▸ **Challenge**
Retype all of the items below line for line, without changing a single character.

Data listing
= = =

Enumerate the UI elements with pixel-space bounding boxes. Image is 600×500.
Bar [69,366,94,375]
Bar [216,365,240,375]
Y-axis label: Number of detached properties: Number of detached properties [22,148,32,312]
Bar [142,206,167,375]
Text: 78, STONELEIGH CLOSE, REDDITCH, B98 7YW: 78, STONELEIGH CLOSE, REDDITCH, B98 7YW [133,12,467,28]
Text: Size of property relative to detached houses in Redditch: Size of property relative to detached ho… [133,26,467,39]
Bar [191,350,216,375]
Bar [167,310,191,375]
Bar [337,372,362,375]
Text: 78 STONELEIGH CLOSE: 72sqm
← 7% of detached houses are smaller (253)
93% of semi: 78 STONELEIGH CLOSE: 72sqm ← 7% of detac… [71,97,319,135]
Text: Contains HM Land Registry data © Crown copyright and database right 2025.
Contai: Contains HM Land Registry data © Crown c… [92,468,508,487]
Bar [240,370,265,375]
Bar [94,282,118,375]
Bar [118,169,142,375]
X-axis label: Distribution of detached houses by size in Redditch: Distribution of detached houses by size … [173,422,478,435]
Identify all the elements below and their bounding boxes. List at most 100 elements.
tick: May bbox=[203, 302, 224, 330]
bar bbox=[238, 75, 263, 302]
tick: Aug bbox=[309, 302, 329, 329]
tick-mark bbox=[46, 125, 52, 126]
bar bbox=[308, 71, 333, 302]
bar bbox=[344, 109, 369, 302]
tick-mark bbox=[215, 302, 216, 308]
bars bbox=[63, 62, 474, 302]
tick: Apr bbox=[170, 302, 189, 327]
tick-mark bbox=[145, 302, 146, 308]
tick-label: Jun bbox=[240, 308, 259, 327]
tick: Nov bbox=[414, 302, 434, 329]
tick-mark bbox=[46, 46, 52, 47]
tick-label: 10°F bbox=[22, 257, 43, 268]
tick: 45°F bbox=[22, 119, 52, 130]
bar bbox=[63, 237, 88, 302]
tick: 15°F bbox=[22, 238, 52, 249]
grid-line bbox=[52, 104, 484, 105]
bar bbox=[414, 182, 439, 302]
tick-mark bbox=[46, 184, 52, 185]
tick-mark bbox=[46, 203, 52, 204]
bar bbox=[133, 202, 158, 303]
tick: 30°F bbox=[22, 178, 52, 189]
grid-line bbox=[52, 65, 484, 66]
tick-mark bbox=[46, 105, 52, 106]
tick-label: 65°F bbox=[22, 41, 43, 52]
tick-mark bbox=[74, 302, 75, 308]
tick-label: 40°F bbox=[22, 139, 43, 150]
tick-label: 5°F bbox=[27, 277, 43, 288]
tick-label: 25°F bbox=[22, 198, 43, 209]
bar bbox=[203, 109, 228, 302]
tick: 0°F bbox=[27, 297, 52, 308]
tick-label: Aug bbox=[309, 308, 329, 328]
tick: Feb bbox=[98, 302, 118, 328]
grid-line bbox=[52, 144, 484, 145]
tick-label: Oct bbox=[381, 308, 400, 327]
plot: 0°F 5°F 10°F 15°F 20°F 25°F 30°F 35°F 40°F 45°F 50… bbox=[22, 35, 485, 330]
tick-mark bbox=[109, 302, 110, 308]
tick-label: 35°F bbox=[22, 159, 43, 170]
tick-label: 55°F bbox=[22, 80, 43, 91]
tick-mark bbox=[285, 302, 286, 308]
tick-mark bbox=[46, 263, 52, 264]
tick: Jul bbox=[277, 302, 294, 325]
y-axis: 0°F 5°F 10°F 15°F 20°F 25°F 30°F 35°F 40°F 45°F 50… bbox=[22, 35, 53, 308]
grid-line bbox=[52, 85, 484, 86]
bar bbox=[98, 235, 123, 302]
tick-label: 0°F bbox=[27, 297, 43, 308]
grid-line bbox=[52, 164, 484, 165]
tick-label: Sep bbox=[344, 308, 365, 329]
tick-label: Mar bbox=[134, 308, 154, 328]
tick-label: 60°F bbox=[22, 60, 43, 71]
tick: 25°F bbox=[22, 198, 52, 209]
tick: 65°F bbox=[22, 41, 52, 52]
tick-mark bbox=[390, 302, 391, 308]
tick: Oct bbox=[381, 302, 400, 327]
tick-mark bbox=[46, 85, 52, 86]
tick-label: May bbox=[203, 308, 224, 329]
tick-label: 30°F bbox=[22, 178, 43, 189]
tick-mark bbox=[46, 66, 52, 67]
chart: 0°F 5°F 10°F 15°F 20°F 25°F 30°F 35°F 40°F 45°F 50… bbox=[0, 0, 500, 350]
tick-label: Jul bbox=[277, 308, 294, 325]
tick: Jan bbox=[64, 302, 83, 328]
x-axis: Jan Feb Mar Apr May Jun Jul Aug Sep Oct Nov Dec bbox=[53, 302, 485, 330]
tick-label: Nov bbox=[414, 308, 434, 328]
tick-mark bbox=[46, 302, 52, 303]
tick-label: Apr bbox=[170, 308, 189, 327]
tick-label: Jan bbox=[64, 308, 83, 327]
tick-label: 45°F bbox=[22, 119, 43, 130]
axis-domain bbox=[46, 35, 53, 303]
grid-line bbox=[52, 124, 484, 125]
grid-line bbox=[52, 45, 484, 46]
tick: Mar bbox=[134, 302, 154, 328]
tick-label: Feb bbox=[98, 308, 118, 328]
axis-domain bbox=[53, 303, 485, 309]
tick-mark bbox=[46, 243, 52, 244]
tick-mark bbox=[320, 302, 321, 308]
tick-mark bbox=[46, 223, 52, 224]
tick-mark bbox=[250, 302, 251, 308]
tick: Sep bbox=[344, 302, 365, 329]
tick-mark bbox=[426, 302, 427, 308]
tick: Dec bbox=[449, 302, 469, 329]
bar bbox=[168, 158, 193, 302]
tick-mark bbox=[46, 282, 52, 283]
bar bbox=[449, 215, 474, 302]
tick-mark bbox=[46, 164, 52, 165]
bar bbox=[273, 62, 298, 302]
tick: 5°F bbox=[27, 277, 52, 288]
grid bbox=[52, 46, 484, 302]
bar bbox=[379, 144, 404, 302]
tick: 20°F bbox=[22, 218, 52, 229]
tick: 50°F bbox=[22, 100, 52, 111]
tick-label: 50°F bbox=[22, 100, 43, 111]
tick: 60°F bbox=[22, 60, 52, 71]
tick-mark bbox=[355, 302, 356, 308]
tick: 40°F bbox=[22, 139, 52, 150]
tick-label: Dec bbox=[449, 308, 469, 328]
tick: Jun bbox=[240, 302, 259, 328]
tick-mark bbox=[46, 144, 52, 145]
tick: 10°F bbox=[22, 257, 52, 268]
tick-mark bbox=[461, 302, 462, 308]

= = =

▸ **Right answer**
Enumerate the UI elements with pixel-space bounding boxes. Image is 600×500.
Bar [69,366,94,375]
Bar [216,365,240,375]
Y-axis label: Number of detached properties: Number of detached properties [22,148,32,312]
Bar [142,206,167,375]
Text: 78, STONELEIGH CLOSE, REDDITCH, B98 7YW: 78, STONELEIGH CLOSE, REDDITCH, B98 7YW [133,12,467,28]
Text: Size of property relative to detached houses in Redditch: Size of property relative to detached ho… [133,26,467,39]
Bar [191,350,216,375]
Bar [167,310,191,375]
Bar [337,372,362,375]
Text: 78 STONELEIGH CLOSE: 72sqm
← 7% of detached houses are smaller (253)
93% of semi: 78 STONELEIGH CLOSE: 72sqm ← 7% of detac… [71,97,319,135]
Text: Contains HM Land Registry data © Crown copyright and database right 2025.
Contai: Contains HM Land Registry data © Crown c… [92,468,508,487]
Bar [240,370,265,375]
Bar [94,282,118,375]
Bar [118,169,142,375]
X-axis label: Distribution of detached houses by size in Redditch: Distribution of detached houses by size … [173,422,478,435]
Identify all the elements below and their bounding boxes. List at most 100 elements.
tick: May bbox=[203, 302, 224, 330]
bar bbox=[238, 75, 263, 302]
tick: Aug bbox=[309, 302, 329, 329]
tick-mark bbox=[46, 125, 52, 126]
bar bbox=[308, 71, 333, 302]
bar bbox=[344, 109, 369, 302]
tick-mark bbox=[215, 302, 216, 308]
bars bbox=[63, 62, 474, 302]
tick: Apr bbox=[170, 302, 189, 327]
tick-mark bbox=[145, 302, 146, 308]
tick-label: Jun bbox=[240, 308, 259, 327]
tick: Nov bbox=[414, 302, 434, 329]
tick-mark bbox=[46, 46, 52, 47]
tick-label: 10°F bbox=[22, 257, 43, 268]
tick: 45°F bbox=[22, 119, 52, 130]
bar bbox=[63, 237, 88, 302]
tick: 15°F bbox=[22, 238, 52, 249]
grid-line bbox=[52, 104, 484, 105]
bar bbox=[414, 182, 439, 302]
tick-mark bbox=[46, 184, 52, 185]
tick-mark bbox=[46, 203, 52, 204]
bar bbox=[133, 202, 158, 303]
tick: 30°F bbox=[22, 178, 52, 189]
grid-line bbox=[52, 65, 484, 66]
tick-mark bbox=[46, 105, 52, 106]
tick-label: 65°F bbox=[22, 41, 43, 52]
tick-mark bbox=[74, 302, 75, 308]
tick-label: 40°F bbox=[22, 139, 43, 150]
tick-label: 5°F bbox=[27, 277, 43, 288]
tick-label: 25°F bbox=[22, 198, 43, 209]
bar bbox=[203, 109, 228, 302]
tick: 0°F bbox=[27, 297, 52, 308]
tick-label: Aug bbox=[309, 308, 329, 328]
tick: Feb bbox=[98, 302, 118, 328]
grid-line bbox=[52, 144, 484, 145]
tick-label: Oct bbox=[381, 308, 400, 327]
plot: 0°F 5°F 10°F 15°F 20°F 25°F 30°F 35°F 40°F 45°F 50… bbox=[22, 35, 485, 330]
tick-mark bbox=[109, 302, 110, 308]
tick-label: 35°F bbox=[22, 159, 43, 170]
tick-label: 55°F bbox=[22, 80, 43, 91]
tick-mark bbox=[285, 302, 286, 308]
tick-mark bbox=[46, 263, 52, 264]
tick: Jul bbox=[277, 302, 294, 325]
y-axis: 0°F 5°F 10°F 15°F 20°F 25°F 30°F 35°F 40°F 45°F 50… bbox=[22, 35, 53, 308]
grid-line bbox=[52, 85, 484, 86]
bar bbox=[98, 235, 123, 302]
tick-label: 0°F bbox=[27, 297, 43, 308]
grid-line bbox=[52, 164, 484, 165]
tick-label: Sep bbox=[344, 308, 365, 329]
tick-label: Mar bbox=[134, 308, 154, 328]
tick-label: 60°F bbox=[22, 60, 43, 71]
tick: 25°F bbox=[22, 198, 52, 209]
tick: 65°F bbox=[22, 41, 52, 52]
tick-mark bbox=[390, 302, 391, 308]
tick: Oct bbox=[381, 302, 400, 327]
tick-mark bbox=[46, 85, 52, 86]
tick-label: May bbox=[203, 308, 224, 329]
tick-label: 30°F bbox=[22, 178, 43, 189]
tick-mark bbox=[46, 66, 52, 67]
chart: 0°F 5°F 10°F 15°F 20°F 25°F 30°F 35°F 40°F 45°F 50… bbox=[0, 0, 500, 350]
tick-label: Jul bbox=[277, 308, 294, 325]
tick: Jan bbox=[64, 302, 83, 328]
x-axis: Jan Feb Mar Apr May Jun Jul Aug Sep Oct Nov Dec bbox=[53, 302, 485, 330]
tick-label: Nov bbox=[414, 308, 434, 328]
tick-mark bbox=[46, 302, 52, 303]
tick-label: Apr bbox=[170, 308, 189, 327]
tick-label: Jan bbox=[64, 308, 83, 327]
tick-label: 45°F bbox=[22, 119, 43, 130]
axis-domain bbox=[46, 35, 53, 303]
grid-line bbox=[52, 124, 484, 125]
grid-line bbox=[52, 45, 484, 46]
tick: Mar bbox=[134, 302, 154, 328]
tick-label: Feb bbox=[98, 308, 118, 328]
axis-domain bbox=[53, 303, 485, 309]
tick-mark bbox=[46, 243, 52, 244]
tick-mark bbox=[320, 302, 321, 308]
tick-mark bbox=[46, 223, 52, 224]
tick-mark bbox=[250, 302, 251, 308]
tick: Sep bbox=[344, 302, 365, 329]
tick-mark bbox=[426, 302, 427, 308]
tick: Dec bbox=[449, 302, 469, 329]
bar bbox=[168, 158, 193, 302]
tick-mark bbox=[46, 282, 52, 283]
bar bbox=[449, 215, 474, 302]
tick-mark bbox=[46, 164, 52, 165]
bar bbox=[273, 62, 298, 302]
tick: 5°F bbox=[27, 277, 52, 288]
grid bbox=[52, 46, 484, 302]
bar bbox=[379, 144, 404, 302]
tick: 20°F bbox=[22, 218, 52, 229]
tick: 50°F bbox=[22, 100, 52, 111]
tick-label: 50°F bbox=[22, 100, 43, 111]
tick: 60°F bbox=[22, 60, 52, 71]
tick-mark bbox=[355, 302, 356, 308]
tick: 40°F bbox=[22, 139, 52, 150]
tick-label: Dec bbox=[449, 308, 469, 328]
tick: Jun bbox=[240, 302, 259, 328]
tick-mark bbox=[46, 144, 52, 145]
tick: 10°F bbox=[22, 257, 52, 268]
tick-mark bbox=[461, 302, 462, 308]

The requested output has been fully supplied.